### Tasks for this exercise
1. In the excerpt on fictional secret histories, who does Tales from the Black Chamber claim secretly established the Black Chamber?
2. Reproduce the excerpt on fictional secret histories, everything from "Bill Walsh's Tales" down to "hands are full.".
3. Pick up the excerpt on fictional secret versions of historical events at the point where it stops, and continue it.

Fictional "secret" versions of historical events
 Alexandre Dumas' last major work, The Knight of Sainte-Hermine, asserts that it was the novel's protagonist who killed the British Admiral Horatio Nelson and that the true circumstances of Nelson's death were kept secret for reasons which form part of the book's plot. 
 Bill Walsh's Tales from the Black Chamber posits that US President Calvin Coolidge secretly established a government agency called "The Black Chamber", its mission being to fight demons, vampires, werewolves, and any other supernatural beings who threaten the United States or the world in general. The foundation of this agency closely coincided with Coolidge appointing J. Edgar Hoover to head what would become the FBI, but the creation and existence of the Black Chamber was and is kept completely secret, even a century later. But it does exist in our present time, and its hands are full.
Donna Tartt used the phrase for the title of her debut novel (The Secret History), which recounts the story of a group of classics students at an elite college in New England who engage in ritual murder – and subsequently bury the story. The plot is told via unreliable narration and an inverted detective format.
 Dumas' earlier and more well-known work, The Three Musketeers, provides a detailed and entirely fictional account of the background to the 1628 assassination of George Villiers, 1st Duke of Buckingham by the junior officer John Felton. At the time and up to the present, Felton's act was considered as part of the turbulent 17th century English politics. As depicted by Dumas, however, the assassination of Buckingham was the result of a convoluted plot hatched by the French Cardinal Richelieu, while Felton himself was unaware of being manipulated by Richelieu's female agent. 
 Elizabeth Bear's Promethean Age series constitutes a massive secret history of Elizabethan England, with considerable fantasy elements. Among other things the series asserts that Edward de Vere, 17th Earl of Oxford was a secret illegitimate son of Queen Elizabeth I; that Sir Francis Walsingham, the Queen's spymaster, did not die in 1590 as history records but lived in secret for another five years; that playwrights Christopher Marlowe, William Shakespeare and Ben Jonson were all secret agents of the Queen and underwent dangerous missions in her service, in addition to their theatrical activities; that the plays of all three had profound secret political and magical meanings; that Shakespeare and Marlowe were lovers, and homoerotic elements in Shakespeare's Sonnets were dedicated to Marlowe; that Edmund Spenser's The Faerie Queene was not a fictional work but was based on a true Kingdom of Faerie, whose Queen had a secret pact of mutual help with the English Queen Elizabeth; that Christopher Marlowe was not assassinated in 1593 as history records but was taken into Faerie where he became the lover of the witch Morgan le Fay; and that Shakespeare had also visited Faerie and personally met with Puck and other supposedly legendary characters depicted in A Midsummer Night's Dream.

### Information given

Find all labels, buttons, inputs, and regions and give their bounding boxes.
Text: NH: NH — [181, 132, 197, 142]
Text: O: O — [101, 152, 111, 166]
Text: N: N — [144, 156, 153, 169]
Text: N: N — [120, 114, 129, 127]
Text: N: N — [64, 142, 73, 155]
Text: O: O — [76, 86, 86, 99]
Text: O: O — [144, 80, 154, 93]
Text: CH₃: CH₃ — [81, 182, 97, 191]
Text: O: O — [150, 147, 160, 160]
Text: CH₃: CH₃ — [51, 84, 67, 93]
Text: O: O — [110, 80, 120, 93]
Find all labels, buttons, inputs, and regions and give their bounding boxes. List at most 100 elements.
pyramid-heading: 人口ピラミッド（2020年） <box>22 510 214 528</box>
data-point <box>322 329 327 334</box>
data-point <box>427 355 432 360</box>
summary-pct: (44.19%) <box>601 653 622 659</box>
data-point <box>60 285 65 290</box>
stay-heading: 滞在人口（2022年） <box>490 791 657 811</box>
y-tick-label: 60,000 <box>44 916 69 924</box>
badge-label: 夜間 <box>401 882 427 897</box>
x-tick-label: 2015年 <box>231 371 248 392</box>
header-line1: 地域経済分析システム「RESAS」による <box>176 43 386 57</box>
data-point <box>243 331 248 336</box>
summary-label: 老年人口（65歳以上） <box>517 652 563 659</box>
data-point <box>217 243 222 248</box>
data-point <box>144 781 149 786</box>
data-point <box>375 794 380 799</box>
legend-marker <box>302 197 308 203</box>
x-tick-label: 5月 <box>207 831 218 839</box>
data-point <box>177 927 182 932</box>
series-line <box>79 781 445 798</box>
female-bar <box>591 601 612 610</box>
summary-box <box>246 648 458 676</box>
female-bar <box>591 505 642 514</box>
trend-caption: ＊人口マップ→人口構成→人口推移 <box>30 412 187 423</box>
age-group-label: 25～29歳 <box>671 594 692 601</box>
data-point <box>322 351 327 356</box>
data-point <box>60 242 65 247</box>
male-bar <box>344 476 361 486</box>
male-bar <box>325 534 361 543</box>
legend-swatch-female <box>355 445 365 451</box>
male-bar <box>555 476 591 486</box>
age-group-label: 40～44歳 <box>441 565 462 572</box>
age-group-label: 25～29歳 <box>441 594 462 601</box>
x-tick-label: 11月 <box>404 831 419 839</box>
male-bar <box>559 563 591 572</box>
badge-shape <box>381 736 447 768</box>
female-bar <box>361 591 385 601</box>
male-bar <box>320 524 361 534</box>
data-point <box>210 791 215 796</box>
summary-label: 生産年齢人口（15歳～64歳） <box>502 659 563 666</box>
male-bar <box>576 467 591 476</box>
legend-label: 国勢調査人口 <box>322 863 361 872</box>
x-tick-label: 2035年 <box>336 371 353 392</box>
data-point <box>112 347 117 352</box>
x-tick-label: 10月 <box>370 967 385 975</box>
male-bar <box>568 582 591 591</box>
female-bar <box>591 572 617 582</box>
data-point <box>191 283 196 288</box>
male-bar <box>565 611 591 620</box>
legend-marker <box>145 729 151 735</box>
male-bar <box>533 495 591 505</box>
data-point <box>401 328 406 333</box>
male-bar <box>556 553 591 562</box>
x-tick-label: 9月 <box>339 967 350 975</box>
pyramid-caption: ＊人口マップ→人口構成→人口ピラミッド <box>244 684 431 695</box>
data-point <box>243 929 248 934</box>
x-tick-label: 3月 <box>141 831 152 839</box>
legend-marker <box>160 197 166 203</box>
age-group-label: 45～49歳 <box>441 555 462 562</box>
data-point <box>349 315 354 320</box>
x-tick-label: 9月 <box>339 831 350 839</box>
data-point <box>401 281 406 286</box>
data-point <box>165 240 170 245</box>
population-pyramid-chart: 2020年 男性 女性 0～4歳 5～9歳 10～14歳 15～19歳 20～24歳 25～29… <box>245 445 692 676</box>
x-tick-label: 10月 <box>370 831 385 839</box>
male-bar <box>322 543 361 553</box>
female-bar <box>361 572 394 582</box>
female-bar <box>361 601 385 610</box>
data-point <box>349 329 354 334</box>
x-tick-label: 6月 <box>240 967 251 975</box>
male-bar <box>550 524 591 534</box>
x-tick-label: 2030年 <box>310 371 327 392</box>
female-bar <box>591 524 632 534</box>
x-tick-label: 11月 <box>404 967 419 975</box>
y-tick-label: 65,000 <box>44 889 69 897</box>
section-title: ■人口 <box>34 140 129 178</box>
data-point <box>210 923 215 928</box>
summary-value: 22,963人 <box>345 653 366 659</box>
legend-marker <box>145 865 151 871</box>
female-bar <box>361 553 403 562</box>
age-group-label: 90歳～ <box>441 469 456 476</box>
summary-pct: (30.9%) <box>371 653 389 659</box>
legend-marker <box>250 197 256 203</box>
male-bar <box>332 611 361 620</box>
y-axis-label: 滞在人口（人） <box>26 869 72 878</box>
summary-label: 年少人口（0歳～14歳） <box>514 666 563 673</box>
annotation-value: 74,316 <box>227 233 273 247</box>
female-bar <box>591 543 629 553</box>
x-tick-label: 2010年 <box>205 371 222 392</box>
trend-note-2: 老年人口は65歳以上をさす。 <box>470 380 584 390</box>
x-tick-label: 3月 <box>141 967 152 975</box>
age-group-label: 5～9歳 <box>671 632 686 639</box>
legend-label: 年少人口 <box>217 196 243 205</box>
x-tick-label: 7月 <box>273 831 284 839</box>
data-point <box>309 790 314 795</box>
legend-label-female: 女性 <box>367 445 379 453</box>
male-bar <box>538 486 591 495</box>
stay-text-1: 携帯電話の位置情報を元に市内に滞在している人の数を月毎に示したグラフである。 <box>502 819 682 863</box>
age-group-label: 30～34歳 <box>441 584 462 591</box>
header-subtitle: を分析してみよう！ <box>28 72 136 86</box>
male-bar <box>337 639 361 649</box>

### Your responses
1. US President Calvin Coolidge.

2.
Bill Walsh's Tales from the Black Chamber posits that US President Calvin Coolidge secretly established a government agency called "The Black Chamber", its mission being to fight demons, vampires, werewolves, and any other supernatural beings who threaten the United States or the world in general. The foundation of this agency closely coincided with Coolidge appointing J. Edgar Hoover to head what would become the FBI, but the creation and existence of the Black Chamber was and is kept completely secret, even a century later. But it does exist in our present time, and its hands are full.

3.
 Gore Vidal's novel Creation, purporting to disclose many facts on Greco-Persian Wars that were not known to Herodotus, asserts that the Persian King Darius planned a major military campaign in India, with the aim of annexing the entire Gangetic Plain to the Persian Empire. But the Greeks, entangling the Persians in a major war on their other flank and proving a tougher opponent than the Persians counted on, caused that Indian campaign to be aborted. Thus, according to Vidal, the Greeks unknowingly exerted great influence on India's history and – since this was the Buddha's lifetime – also on the character of Buddhism, a major world religion.
 Many of Tim Powers's novels are secret histories. For example, his 1987 novel On Stranger Tides had a different interpretation of pirate Blackbeard's death at Ocracoke Inlet. After finding the Fountain of Youth, Blackbeard planned to go in battle and knew it would lead to his death, which he wanted to be a widely known event. After Blackbeard's death, his head was severed and hung on the bowsprit, in which the pirate's blood fell into the sea, thereby letting the effects of the Fountain work. Blackbeard's soul would gain a new body, where he would assume a new identity as "Edmund Morcilla" until he was killed again, for once and all, by the book's protagonist, Jack Shandy. Powers's 2001 novel Declare presents a secret history of the Cold War, with the US and the UK jousting with the Soviet Union over the control of powerful supernatural forces.
The Assassin's Creed video game franchise is built around a conspiracy-laden story involving a "New World Order" organization that took the form of the Knights Templar. According to the game's fiction, many historical figures were secretly Templars, manipulating history and those around them in a quest for power. They were opposed by the Assassins, another secret order that considered themselves defenders of humanity's free will. It is implied, and confirmed in Assassin's Creed II, that certain powerful artifacts that the Templars sought in their quest for power were remnants of a secret "First Civilization", the basis for most real-world religion and mythology. The true history of the world has long been lost and/or intentionally obscured, possibly by the Templars.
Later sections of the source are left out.